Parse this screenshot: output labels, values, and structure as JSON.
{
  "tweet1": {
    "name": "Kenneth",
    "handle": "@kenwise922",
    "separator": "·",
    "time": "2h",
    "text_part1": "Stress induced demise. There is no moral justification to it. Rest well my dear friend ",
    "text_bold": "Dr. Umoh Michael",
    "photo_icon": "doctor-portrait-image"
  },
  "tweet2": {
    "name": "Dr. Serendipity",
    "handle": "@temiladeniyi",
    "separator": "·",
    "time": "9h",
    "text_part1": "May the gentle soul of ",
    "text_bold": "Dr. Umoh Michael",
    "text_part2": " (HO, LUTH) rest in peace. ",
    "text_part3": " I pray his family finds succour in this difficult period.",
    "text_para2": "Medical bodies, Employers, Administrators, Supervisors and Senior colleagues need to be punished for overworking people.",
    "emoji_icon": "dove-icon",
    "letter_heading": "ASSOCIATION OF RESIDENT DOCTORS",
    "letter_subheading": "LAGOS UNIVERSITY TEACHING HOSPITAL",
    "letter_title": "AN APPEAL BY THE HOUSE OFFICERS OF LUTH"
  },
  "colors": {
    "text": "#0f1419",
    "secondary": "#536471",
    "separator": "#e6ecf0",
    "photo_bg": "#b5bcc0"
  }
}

◇ ◇ ◇ ◇ ◇

Which lines above hold the word "this"? Copy each of them.

EXERCISE RESULT ->
Parse this screenshot: output labels, values, and structure as JSON.
    "text_part3": " I pray his family finds succour in this difficult period.",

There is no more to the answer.